### [Provided data]
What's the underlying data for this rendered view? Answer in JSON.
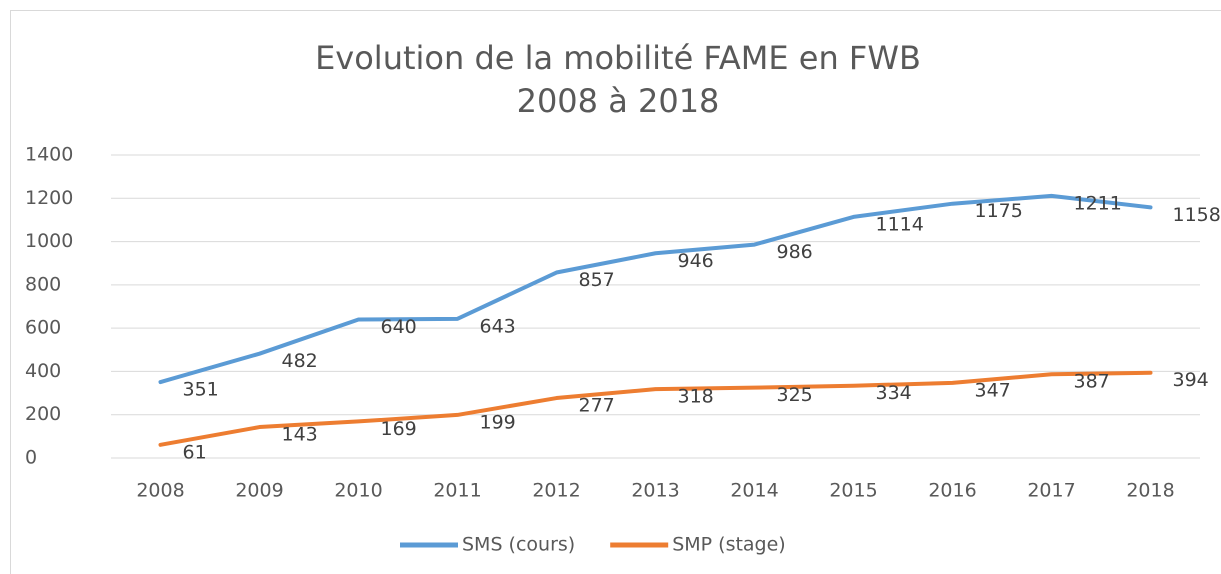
{
  "chart_data": {
    "type": "line",
    "title": [
      "Evolution de la mobilité FAME en FWB",
      "2008 à 2018"
    ],
    "categories": [
      "2008",
      "2009",
      "2010",
      "2011",
      "2012",
      "2013",
      "2014",
      "2015",
      "2016",
      "2017",
      "2018"
    ],
    "series": [
      {
        "name": "SMS (cours)",
        "color": "#5b9bd5",
        "values": [
          351,
          482,
          640,
          643,
          857,
          946,
          986,
          1114,
          1175,
          1211,
          1158
        ]
      },
      {
        "name": "SMP (stage)",
        "color": "#ed7d31",
        "values": [
          61,
          143,
          169,
          199,
          277,
          318,
          325,
          334,
          347,
          387,
          394
        ]
      }
    ],
    "ylim": [
      0,
      1400
    ],
    "yticks": [
      0,
      200,
      400,
      600,
      800,
      1000,
      1200,
      1400
    ],
    "grid": true,
    "legend": "bottom"
  }
}
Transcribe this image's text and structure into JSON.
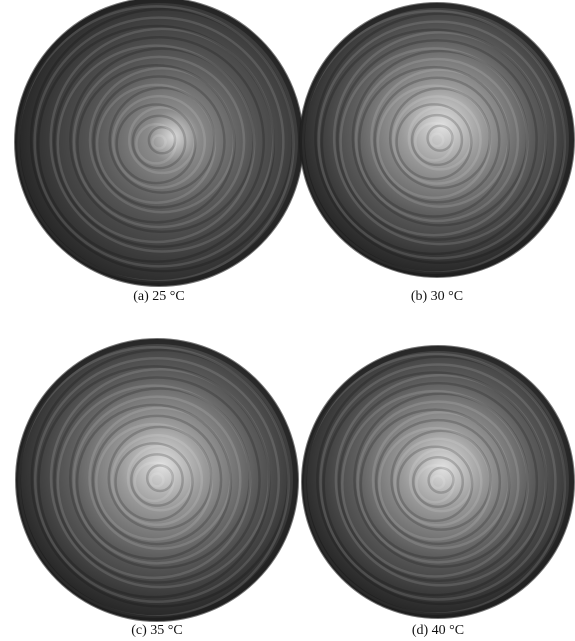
{
  "panels": [
    {
      "caption": "(a) 25 °C"
    },
    {
      "caption": "(b) 30 °C"
    },
    {
      "caption": "(c) 35 °C"
    },
    {
      "caption": "(d) 40 °C"
    }
  ]
}
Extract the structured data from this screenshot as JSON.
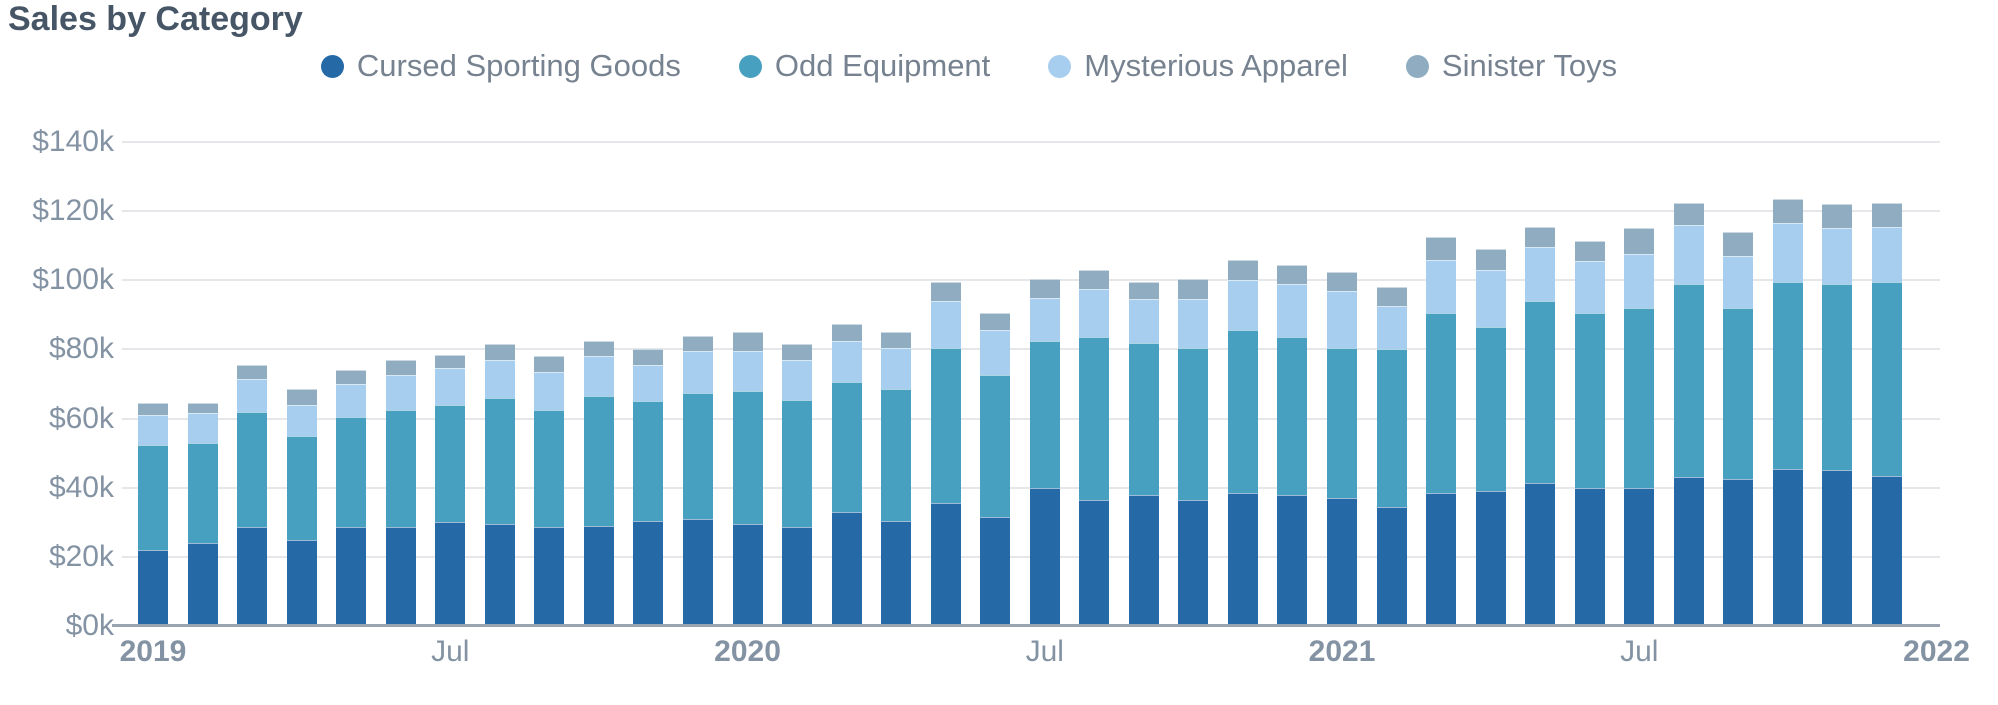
{
  "chart_data": {
    "type": "bar",
    "stacked": true,
    "title": "Sales by Category",
    "legend_position": "top",
    "grid": true,
    "x": [
      "2019-01",
      "2019-02",
      "2019-03",
      "2019-04",
      "2019-05",
      "2019-06",
      "2019-07",
      "2019-08",
      "2019-09",
      "2019-10",
      "2019-11",
      "2019-12",
      "2020-01",
      "2020-02",
      "2020-03",
      "2020-04",
      "2020-05",
      "2020-06",
      "2020-07",
      "2020-08",
      "2020-09",
      "2020-10",
      "2020-11",
      "2020-12",
      "2021-01",
      "2021-02",
      "2021-03",
      "2021-04",
      "2021-05",
      "2021-06",
      "2021-07",
      "2021-08",
      "2021-09",
      "2021-10",
      "2021-11",
      "2021-12"
    ],
    "x_tick_labels": [
      {
        "index": 0,
        "label": "2019",
        "bold": true
      },
      {
        "index": 6,
        "label": "Jul",
        "bold": false
      },
      {
        "index": 12,
        "label": "2020",
        "bold": true
      },
      {
        "index": 18,
        "label": "Jul",
        "bold": false
      },
      {
        "index": 24,
        "label": "2021",
        "bold": true
      },
      {
        "index": 30,
        "label": "Jul",
        "bold": false
      },
      {
        "index": 36,
        "label": "2022",
        "bold": true
      }
    ],
    "y_axis": {
      "min": 0,
      "max": 140,
      "step": 20,
      "unit": "thousand USD",
      "tick_labels": [
        "$0k",
        "$20k",
        "$40k",
        "$60k",
        "$80k",
        "$100k",
        "$120k",
        "$140k"
      ]
    },
    "series": [
      {
        "name": "Cursed Sporting Goods",
        "color": "#2569A6",
        "values": [
          22,
          24,
          28.5,
          25,
          28.5,
          28.5,
          30,
          29.5,
          28.5,
          29,
          30.5,
          31,
          29.5,
          28.5,
          33,
          30.5,
          35.5,
          31.5,
          40,
          36.5,
          38,
          36.5,
          38.5,
          38,
          37,
          34.5,
          38.5,
          39,
          41.5,
          40,
          40,
          43,
          42.5,
          45.5,
          45,
          43.5
        ]
      },
      {
        "name": "Odd Equipment",
        "color": "#48A0C1",
        "values": [
          30.5,
          29,
          33.5,
          30,
          32,
          34,
          34,
          36.5,
          34,
          37.5,
          34.5,
          36.5,
          38.5,
          37,
          37.5,
          38,
          45,
          41,
          42.5,
          47,
          44,
          44,
          47,
          45.5,
          43.5,
          45.5,
          52,
          47.5,
          52.5,
          50.5,
          52,
          56,
          49.5,
          54,
          54,
          56
        ]
      },
      {
        "name": "Mysterious Apparel",
        "color": "#A7CEEE",
        "values": [
          8.5,
          8.5,
          9.5,
          9,
          9.5,
          10,
          10.5,
          11,
          11,
          11.5,
          10.5,
          12,
          11.5,
          11.5,
          12,
          12,
          13.5,
          13,
          12.5,
          14,
          12.5,
          14,
          14.5,
          15.5,
          16.5,
          12.5,
          15.5,
          16.5,
          15.5,
          15,
          15.5,
          17,
          15,
          17,
          16,
          16
        ]
      },
      {
        "name": "Sinister Toys",
        "color": "#8FACC0",
        "values": [
          3.5,
          3,
          4,
          4.5,
          4,
          4.5,
          4,
          4.5,
          4.5,
          4.5,
          4.5,
          4.5,
          5.5,
          4.5,
          5,
          4.5,
          5.5,
          5,
          5.5,
          5.5,
          5,
          6,
          6,
          5.5,
          5.5,
          5.5,
          6.5,
          6,
          6,
          6,
          7.5,
          6.5,
          7,
          7,
          7,
          7
        ]
      }
    ],
    "colors": {
      "title_text": "#475666",
      "axis_text": "#8493A3",
      "legend_text": "#76828F",
      "gridline": "#E5E7EB",
      "axis_line": "#9AA4B0"
    }
  }
}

### [What the task asks]
Skip every picture and transcribe the data above exactly.

### [Exercise output]
What's the underlying data for this rendered view? Answer in JSON.
{
  "chart_data": {
    "type": "line",
    "title": [
      "Evolution de la mobilité FAME en FWB",
      "2008 à 2018"
    ],
    "categories": [
      "2008",
      "2009",
      "2010",
      "2011",
      "2012",
      "2013",
      "2014",
      "2015",
      "2016",
      "2017",
      "2018"
    ],
    "series": [
      {
        "name": "SMS (cours)",
        "color": "#5b9bd5",
        "values": [
          351,
          482,
          640,
          643,
          857,
          946,
          986,
          1114,
          1175,
          1211,
          1158
        ]
      },
      {
        "name": "SMP (stage)",
        "color": "#ed7d31",
        "values": [
          61,
          143,
          169,
          199,
          277,
          318,
          325,
          334,
          347,
          387,
          394
        ]
      }
    ],
    "ylim": [
      0,
      1400
    ],
    "yticks": [
      0,
      200,
      400,
      600,
      800,
      1000,
      1200,
      1400
    ],
    "grid": true,
    "legend": "bottom"
  }
}
Transcribe this image's text and structure into JSON.
{
  "panels": [
    {
      "caption": "(a) 25 °C"
    },
    {
      "caption": "(b) 30 °C"
    },
    {
      "caption": "(c) 35 °C"
    },
    {
      "caption": "(d) 40 °C"
    }
  ]
}
Extract the structured data from this screenshot as JSON.
{
  "chart_data": {
    "type": "bar",
    "stacked": true,
    "title": "Sales by Category",
    "legend_position": "top",
    "grid": true,
    "x": [
      "2019-01",
      "2019-02",
      "2019-03",
      "2019-04",
      "2019-05",
      "2019-06",
      "2019-07",
      "2019-08",
      "2019-09",
      "2019-10",
      "2019-11",
      "2019-12",
      "2020-01",
      "2020-02",
      "2020-03",
      "2020-04",
      "2020-05",
      "2020-06",
      "2020-07",
      "2020-08",
      "2020-09",
      "2020-10",
      "2020-11",
      "2020-12",
      "2021-01",
      "2021-02",
      "2021-03",
      "2021-04",
      "2021-05",
      "2021-06",
      "2021-07",
      "2021-08",
      "2021-09",
      "2021-10",
      "2021-11",
      "2021-12"
    ],
    "x_tick_labels": [
      {
        "index": 0,
        "label": "2019",
        "bold": true
      },
      {
        "index": 6,
        "label": "Jul",
        "bold": false
      },
      {
        "index": 12,
        "label": "2020",
        "bold": true
      },
      {
        "index": 18,
        "label": "Jul",
        "bold": false
      },
      {
        "index": 24,
        "label": "2021",
        "bold": true
      },
      {
        "index": 30,
        "label": "Jul",
        "bold": false
      },
      {
        "index": 36,
        "label": "2022",
        "bold": true
      }
    ],
    "y_axis": {
      "min": 0,
      "max": 140,
      "step": 20,
      "unit": "thousand USD",
      "tick_labels": [
        "$0k",
        "$20k",
        "$40k",
        "$60k",
        "$80k",
        "$100k",
        "$120k",
        "$140k"
      ]
    },
    "series": [
      {
        "name": "Cursed Sporting Goods",
        "color": "#2569A6",
        "values": [
          22,
          24,
          28.5,
          25,
          28.5,
          28.5,
          30,
          29.5,
          28.5,
          29,
          30.5,
          31,
          29.5,
          28.5,
          33,
          30.5,
          35.5,
          31.5,
          40,
          36.5,
          38,
          36.5,
          38.5,
          38,
          37,
          34.5,
          38.5,
          39,
          41.5,
          40,
          40,
          43,
          42.5,
          45.5,
          45,
          43.5
        ]
      },
      {
        "name": "Odd Equipment",
        "color": "#48A0C1",
        "values": [
          30.5,
          29,
          33.5,
          30,
          32,
          34,
          34,
          36.5,
          34,
          37.5,
          34.5,
          36.5,
          38.5,
          37,
          37.5,
          38,
          45,
          41,
          42.5,
          47,
          44,
          44,
          47,
          45.5,
          43.5,
          45.5,
          52,
          47.5,
          52.5,
          50.5,
          52,
          56,
          49.5,
          54,
          54,
          56
        ]
      },
      {
        "name": "Mysterious Apparel",
        "color": "#A7CEEE",
        "values": [
          8.5,
          8.5,
          9.5,
          9,
          9.5,
          10,
          10.5,
          11,
          11,
          11.5,
          10.5,
          12,
          11.5,
          11.5,
          12,
          12,
          13.5,
          13,
          12.5,
          14,
          12.5,
          14,
          14.5,
          15.5,
          16.5,
          12.5,
          15.5,
          16.5,
          15.5,
          15,
          15.5,
          17,
          15,
          17,
          16,
          16
        ]
      },
      {
        "name": "Sinister Toys",
        "color": "#8FACC0",
        "values": [
          3.5,
          3,
          4,
          4.5,
          4,
          4.5,
          4,
          4.5,
          4.5,
          4.5,
          4.5,
          4.5,
          5.5,
          4.5,
          5,
          4.5,
          5.5,
          5,
          5.5,
          5.5,
          5,
          6,
          6,
          5.5,
          5.5,
          5.5,
          6.5,
          6,
          6,
          6,
          7.5,
          6.5,
          7,
          7,
          7,
          7
        ]
      }
    ],
    "colors": {
      "title_text": "#475666",
      "axis_text": "#8493A3",
      "legend_text": "#76828F",
      "gridline": "#E5E7EB",
      "axis_line": "#9AA4B0"
    }
  }
}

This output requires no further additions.